● **Work instructions**: Copy out, word for word, the lines in the rows that begin at the line containing "candle-body [1772, 1069, 1778, 1089]" and stop after the line containing "candle-body [580, 417, 586, 428]".

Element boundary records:
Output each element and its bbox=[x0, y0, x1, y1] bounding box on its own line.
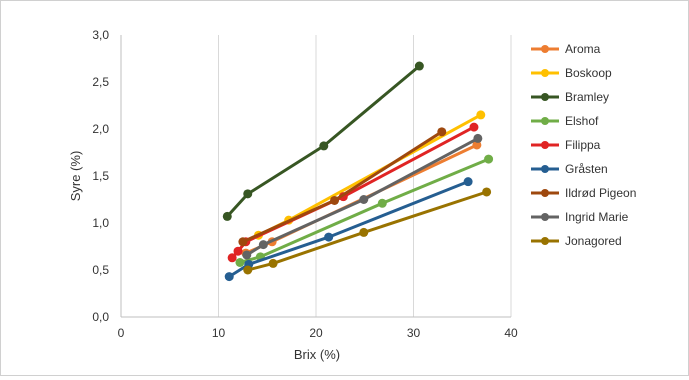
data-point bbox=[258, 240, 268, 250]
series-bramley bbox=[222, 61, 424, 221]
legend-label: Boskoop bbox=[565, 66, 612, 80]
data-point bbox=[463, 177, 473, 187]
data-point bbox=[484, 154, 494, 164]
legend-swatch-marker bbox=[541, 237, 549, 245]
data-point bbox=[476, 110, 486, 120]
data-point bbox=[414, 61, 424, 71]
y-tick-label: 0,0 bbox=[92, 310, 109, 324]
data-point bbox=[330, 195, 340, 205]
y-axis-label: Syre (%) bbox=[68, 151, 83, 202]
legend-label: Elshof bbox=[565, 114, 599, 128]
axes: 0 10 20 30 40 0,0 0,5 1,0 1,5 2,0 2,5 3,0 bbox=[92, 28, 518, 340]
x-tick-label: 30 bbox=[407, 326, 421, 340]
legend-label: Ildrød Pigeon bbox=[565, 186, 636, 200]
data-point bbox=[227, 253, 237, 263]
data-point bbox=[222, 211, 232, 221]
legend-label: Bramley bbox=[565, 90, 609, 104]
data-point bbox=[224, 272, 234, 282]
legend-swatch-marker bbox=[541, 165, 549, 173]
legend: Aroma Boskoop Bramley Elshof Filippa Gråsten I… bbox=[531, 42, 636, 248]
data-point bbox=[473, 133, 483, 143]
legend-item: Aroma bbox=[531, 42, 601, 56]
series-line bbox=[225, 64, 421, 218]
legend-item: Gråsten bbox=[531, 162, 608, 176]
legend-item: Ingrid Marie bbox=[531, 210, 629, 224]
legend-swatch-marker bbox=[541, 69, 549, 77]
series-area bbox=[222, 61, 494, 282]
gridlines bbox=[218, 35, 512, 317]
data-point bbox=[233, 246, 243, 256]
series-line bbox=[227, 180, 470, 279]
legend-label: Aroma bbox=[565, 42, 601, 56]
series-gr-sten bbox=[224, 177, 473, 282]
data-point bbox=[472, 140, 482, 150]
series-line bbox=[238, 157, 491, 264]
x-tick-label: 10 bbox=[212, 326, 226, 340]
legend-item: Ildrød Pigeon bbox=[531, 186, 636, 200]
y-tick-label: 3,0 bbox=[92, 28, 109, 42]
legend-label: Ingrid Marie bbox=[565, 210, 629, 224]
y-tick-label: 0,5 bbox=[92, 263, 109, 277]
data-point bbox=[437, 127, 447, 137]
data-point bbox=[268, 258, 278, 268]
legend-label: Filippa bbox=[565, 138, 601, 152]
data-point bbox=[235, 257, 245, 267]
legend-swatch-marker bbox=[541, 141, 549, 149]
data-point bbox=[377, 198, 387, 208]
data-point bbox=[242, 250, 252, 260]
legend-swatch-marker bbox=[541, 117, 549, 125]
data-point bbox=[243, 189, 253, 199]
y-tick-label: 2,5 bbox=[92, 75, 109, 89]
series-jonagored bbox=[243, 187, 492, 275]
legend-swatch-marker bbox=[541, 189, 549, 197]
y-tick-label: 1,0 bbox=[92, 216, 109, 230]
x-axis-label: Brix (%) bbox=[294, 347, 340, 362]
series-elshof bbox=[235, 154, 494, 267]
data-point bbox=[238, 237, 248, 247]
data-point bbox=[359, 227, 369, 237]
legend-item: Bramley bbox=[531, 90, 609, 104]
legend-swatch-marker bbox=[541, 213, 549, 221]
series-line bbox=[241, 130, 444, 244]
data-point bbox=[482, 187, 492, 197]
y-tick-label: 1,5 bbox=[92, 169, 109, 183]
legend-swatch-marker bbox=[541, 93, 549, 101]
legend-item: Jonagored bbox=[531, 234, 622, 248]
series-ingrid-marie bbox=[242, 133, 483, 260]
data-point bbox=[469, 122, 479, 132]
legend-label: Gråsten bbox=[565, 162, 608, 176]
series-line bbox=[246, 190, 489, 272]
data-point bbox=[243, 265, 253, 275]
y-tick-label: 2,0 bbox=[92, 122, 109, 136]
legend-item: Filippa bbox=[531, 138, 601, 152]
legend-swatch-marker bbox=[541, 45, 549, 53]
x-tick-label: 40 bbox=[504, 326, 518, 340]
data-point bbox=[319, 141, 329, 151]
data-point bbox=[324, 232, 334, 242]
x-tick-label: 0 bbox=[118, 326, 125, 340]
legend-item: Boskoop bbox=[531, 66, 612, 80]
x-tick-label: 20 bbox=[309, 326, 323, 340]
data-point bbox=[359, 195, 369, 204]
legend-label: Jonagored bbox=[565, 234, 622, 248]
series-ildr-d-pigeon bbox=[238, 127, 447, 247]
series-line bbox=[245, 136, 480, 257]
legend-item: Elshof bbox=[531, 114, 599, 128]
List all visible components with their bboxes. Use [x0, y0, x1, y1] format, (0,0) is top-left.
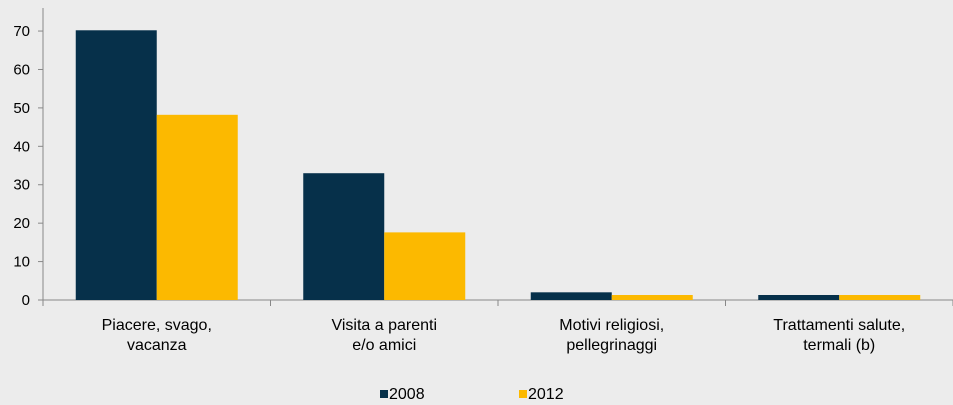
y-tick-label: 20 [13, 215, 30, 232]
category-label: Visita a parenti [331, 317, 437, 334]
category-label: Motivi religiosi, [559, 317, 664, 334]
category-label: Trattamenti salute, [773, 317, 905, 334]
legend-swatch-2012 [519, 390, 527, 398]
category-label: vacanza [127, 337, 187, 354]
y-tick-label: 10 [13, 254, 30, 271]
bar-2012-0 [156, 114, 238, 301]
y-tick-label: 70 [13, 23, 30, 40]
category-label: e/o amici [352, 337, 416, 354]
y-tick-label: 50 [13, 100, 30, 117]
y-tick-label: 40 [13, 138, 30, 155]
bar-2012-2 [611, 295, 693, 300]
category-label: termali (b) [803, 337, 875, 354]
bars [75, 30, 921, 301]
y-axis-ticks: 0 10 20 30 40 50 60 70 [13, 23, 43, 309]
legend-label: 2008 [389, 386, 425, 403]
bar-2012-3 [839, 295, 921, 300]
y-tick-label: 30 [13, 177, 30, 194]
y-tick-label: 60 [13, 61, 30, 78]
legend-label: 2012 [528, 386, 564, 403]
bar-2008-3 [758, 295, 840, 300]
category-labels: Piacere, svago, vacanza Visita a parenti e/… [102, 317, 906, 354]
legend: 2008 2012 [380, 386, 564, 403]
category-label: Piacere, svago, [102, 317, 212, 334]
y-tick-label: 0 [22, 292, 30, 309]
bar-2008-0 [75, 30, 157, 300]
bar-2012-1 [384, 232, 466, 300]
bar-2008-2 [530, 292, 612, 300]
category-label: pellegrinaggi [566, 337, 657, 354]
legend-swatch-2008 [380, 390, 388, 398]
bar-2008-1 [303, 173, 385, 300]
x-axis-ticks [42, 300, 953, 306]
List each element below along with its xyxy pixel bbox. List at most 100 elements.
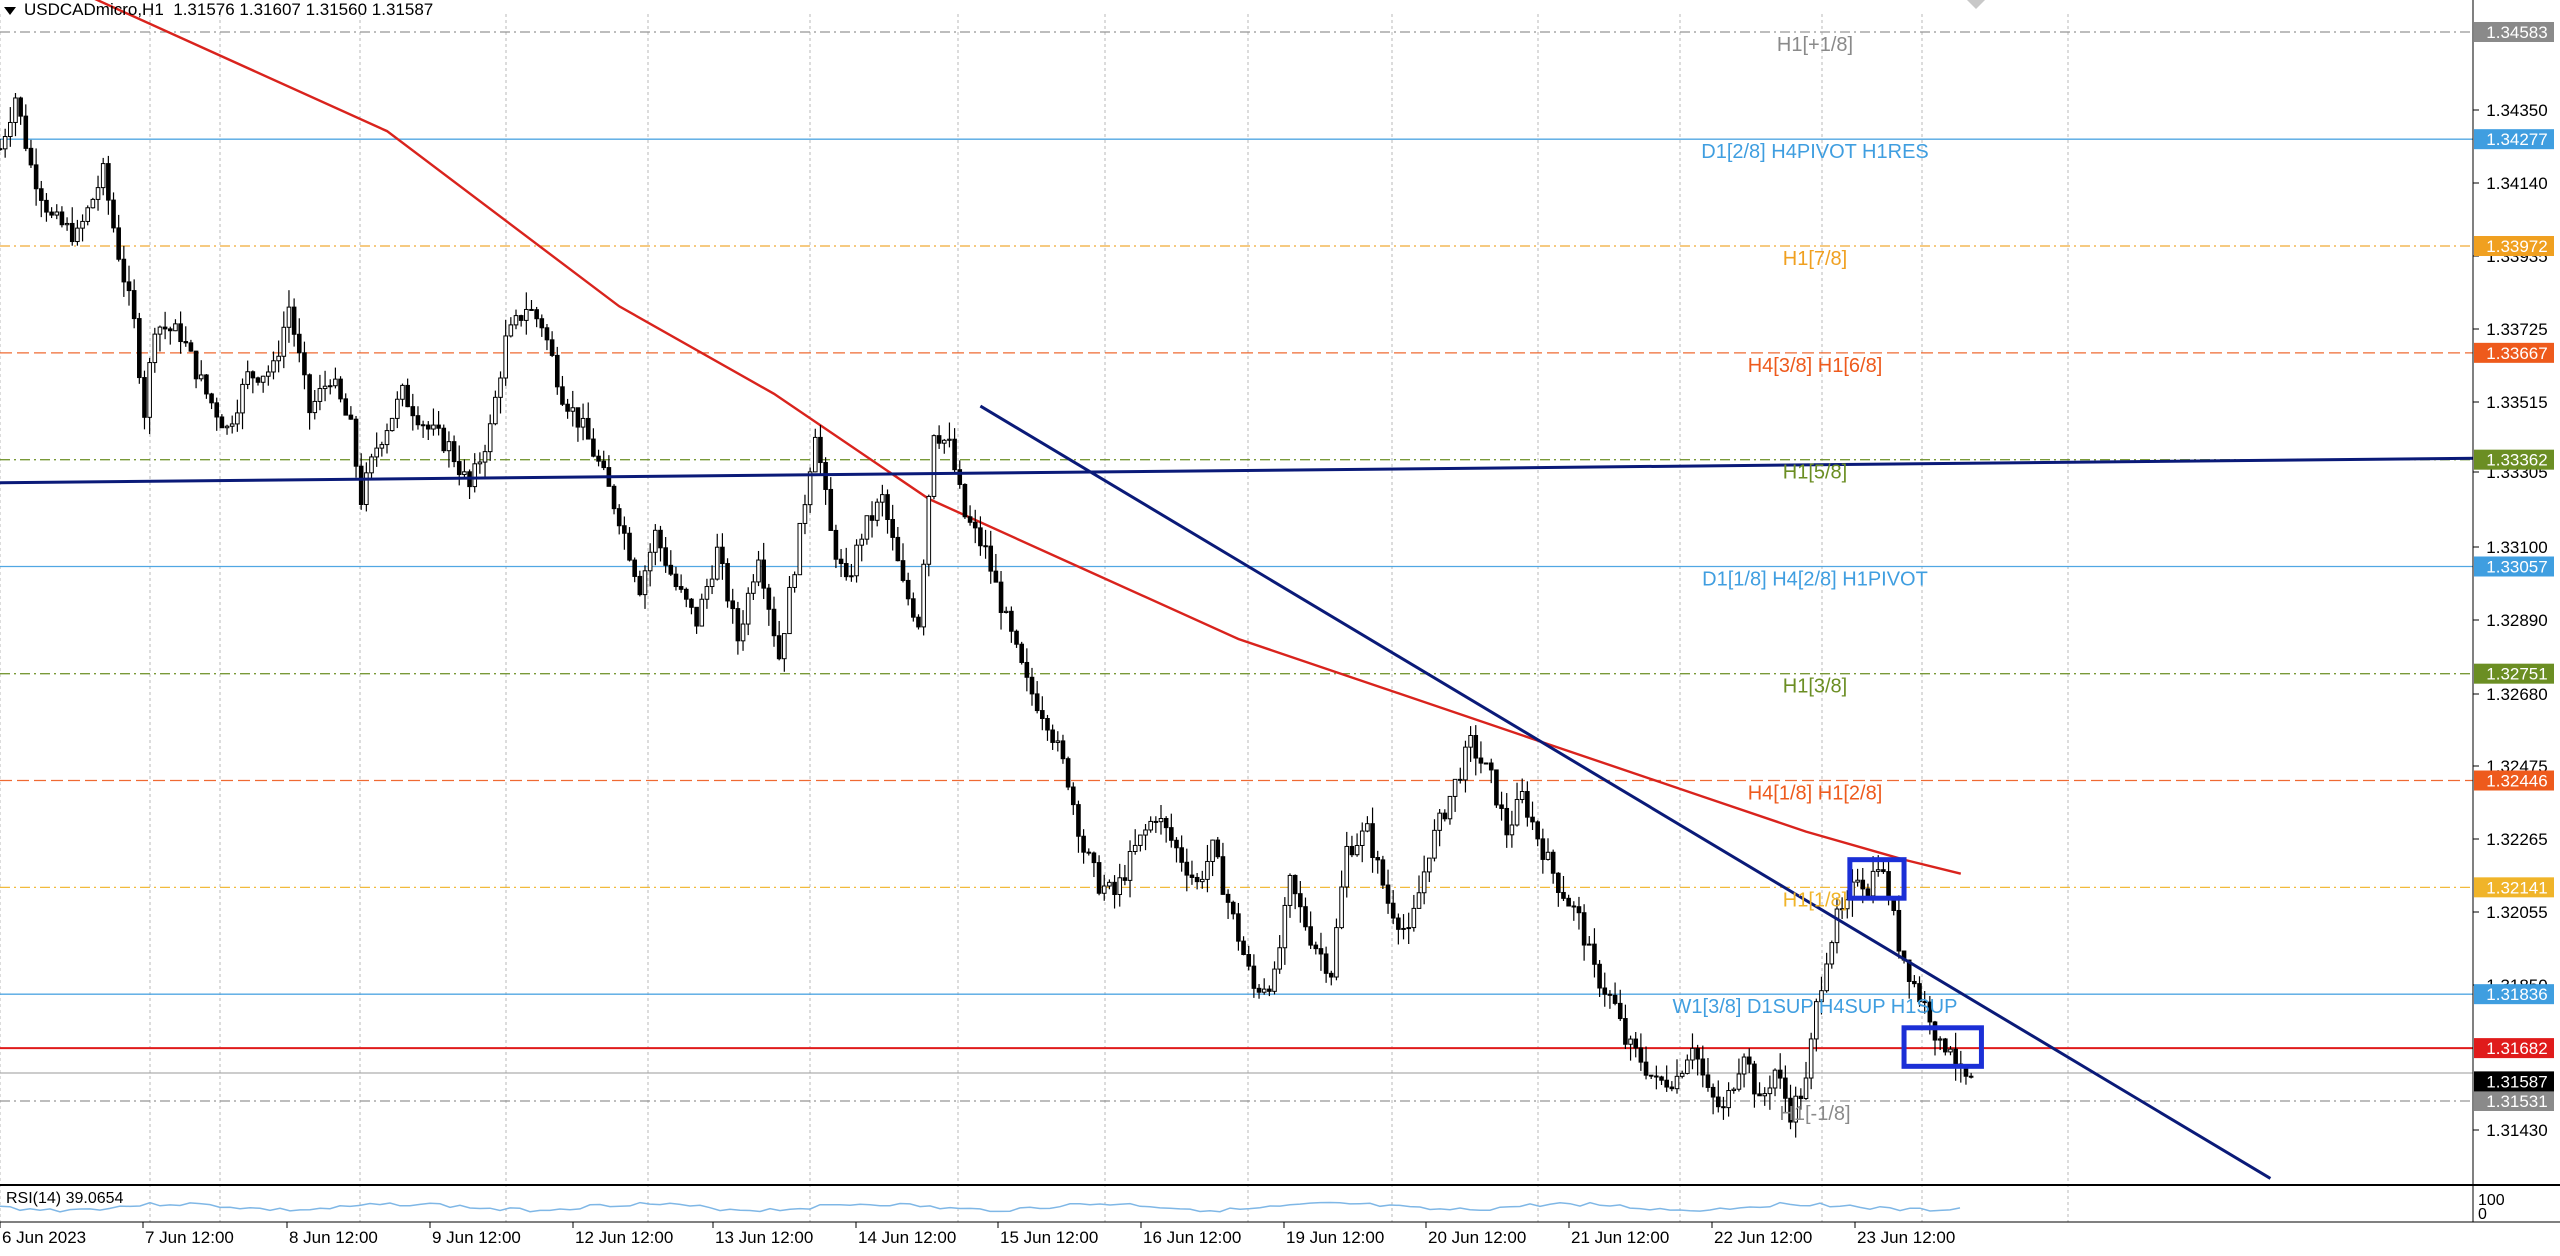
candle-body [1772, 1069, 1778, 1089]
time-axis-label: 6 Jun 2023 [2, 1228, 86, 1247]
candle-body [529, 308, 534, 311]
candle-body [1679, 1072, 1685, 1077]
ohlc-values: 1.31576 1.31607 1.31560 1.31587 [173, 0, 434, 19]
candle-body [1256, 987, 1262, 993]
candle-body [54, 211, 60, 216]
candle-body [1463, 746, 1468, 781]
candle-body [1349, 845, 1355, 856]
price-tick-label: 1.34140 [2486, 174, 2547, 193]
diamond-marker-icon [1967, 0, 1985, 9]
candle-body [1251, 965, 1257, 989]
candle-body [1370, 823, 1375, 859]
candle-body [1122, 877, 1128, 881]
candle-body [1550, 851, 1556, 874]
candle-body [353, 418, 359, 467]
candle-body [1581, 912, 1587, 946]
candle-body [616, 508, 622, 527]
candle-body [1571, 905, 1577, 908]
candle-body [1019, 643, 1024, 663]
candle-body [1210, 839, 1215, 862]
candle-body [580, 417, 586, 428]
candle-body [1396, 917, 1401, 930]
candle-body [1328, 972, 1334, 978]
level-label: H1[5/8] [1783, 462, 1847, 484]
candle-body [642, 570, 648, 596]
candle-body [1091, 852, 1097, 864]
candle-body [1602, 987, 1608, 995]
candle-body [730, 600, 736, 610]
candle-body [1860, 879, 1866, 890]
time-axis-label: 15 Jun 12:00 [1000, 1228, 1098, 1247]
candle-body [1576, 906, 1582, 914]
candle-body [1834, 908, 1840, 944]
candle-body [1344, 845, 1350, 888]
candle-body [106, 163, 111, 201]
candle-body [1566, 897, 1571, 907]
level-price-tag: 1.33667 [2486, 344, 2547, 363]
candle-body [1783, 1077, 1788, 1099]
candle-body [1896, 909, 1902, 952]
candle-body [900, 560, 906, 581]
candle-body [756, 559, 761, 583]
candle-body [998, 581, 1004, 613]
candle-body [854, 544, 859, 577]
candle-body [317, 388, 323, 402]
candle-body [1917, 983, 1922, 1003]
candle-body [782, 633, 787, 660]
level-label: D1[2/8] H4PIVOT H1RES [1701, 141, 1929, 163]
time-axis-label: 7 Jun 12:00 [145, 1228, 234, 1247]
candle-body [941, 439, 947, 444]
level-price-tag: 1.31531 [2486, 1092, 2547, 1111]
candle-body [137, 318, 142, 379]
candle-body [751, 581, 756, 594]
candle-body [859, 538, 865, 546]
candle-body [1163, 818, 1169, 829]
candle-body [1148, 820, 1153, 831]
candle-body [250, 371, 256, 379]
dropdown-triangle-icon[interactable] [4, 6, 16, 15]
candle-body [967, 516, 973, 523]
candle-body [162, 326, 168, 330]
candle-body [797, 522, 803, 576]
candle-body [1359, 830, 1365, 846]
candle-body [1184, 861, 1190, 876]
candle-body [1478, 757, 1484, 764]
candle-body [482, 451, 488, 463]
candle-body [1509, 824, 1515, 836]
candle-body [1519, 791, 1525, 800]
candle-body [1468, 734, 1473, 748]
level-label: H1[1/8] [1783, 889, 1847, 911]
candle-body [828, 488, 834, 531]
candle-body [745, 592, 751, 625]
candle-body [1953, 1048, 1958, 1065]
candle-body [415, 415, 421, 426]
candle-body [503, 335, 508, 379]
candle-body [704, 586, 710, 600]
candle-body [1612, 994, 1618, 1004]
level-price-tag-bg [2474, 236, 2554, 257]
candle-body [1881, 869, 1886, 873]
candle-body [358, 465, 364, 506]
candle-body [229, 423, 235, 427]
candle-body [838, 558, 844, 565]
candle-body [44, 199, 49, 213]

● **Worked solution**:
candle-body [1772, 1069, 1778, 1089]
time-axis-label: 6 Jun 2023 [2, 1228, 86, 1247]
candle-body [529, 308, 534, 311]
candle-body [1679, 1072, 1685, 1077]
ohlc-values: 1.31576 1.31607 1.31560 1.31587 [173, 0, 434, 19]
candle-body [1256, 987, 1262, 993]
candle-body [54, 211, 60, 216]
candle-body [1463, 746, 1468, 781]
candle-body [1349, 845, 1355, 856]
price-tick-label: 1.34140 [2486, 174, 2547, 193]
diamond-marker-icon [1967, 0, 1985, 9]
candle-body [1251, 965, 1257, 989]
candle-body [1370, 823, 1375, 859]
candle-body [1122, 877, 1128, 881]
candle-body [1550, 851, 1556, 874]
candle-body [353, 418, 359, 467]
candle-body [1581, 912, 1587, 946]
candle-body [616, 508, 622, 527]
candle-body [1571, 905, 1577, 908]
candle-body [1019, 643, 1024, 663]
candle-body [1210, 839, 1215, 862]
candle-body [580, 417, 586, 428]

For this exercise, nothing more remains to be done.